__What is expected__
Your task is to print all of the data word for word.
------------------------------------------------
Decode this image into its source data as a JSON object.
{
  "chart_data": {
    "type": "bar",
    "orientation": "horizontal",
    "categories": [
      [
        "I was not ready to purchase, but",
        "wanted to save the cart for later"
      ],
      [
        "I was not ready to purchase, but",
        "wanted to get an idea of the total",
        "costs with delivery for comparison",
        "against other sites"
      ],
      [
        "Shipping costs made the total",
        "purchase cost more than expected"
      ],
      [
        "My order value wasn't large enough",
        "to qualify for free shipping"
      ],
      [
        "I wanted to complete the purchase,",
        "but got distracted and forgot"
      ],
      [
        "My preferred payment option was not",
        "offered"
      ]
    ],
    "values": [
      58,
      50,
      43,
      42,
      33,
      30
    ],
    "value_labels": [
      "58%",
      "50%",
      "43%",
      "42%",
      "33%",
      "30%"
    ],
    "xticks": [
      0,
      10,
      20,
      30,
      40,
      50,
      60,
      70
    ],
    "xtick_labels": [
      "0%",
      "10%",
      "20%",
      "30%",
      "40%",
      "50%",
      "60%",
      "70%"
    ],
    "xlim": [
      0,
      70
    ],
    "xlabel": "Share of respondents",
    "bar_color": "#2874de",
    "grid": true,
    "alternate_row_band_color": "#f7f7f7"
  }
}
------------------------------------------------
__In response__
Decode this image into its source data as a JSON object.
{
  "chart_data": {
    "type": "bar",
    "orientation": "horizontal",
    "categories": [
      [
        "I was not ready to purchase, but",
        "wanted to save the cart for later"
      ],
      [
        "I was not ready to purchase, but",
        "wanted to get an idea of the total",
        "costs with delivery for comparison",
        "against other sites"
      ],
      [
        "Shipping costs made the total",
        "purchase cost more than expected"
      ],
      [
        "My order value wasn't large enough",
        "to qualify for free shipping"
      ],
      [
        "I wanted to complete the purchase,",
        "but got distracted and forgot"
      ],
      [
        "My preferred payment option was not",
        "offered"
      ]
    ],
    "values": [
      58,
      50,
      43,
      42,
      33,
      30
    ],
    "value_labels": [
      "58%",
      "50%",
      "43%",
      "42%",
      "33%",
      "30%"
    ],
    "xticks": [
      0,
      10,
      20,
      30,
      40,
      50,
      60,
      70
    ],
    "xtick_labels": [
      "0%",
      "10%",
      "20%",
      "30%",
      "40%",
      "50%",
      "60%",
      "70%"
    ],
    "xlim": [
      0,
      70
    ],
    "xlabel": "Share of respondents",
    "bar_color": "#2874de",
    "grid": true,
    "alternate_row_band_color": "#f7f7f7"
  }
}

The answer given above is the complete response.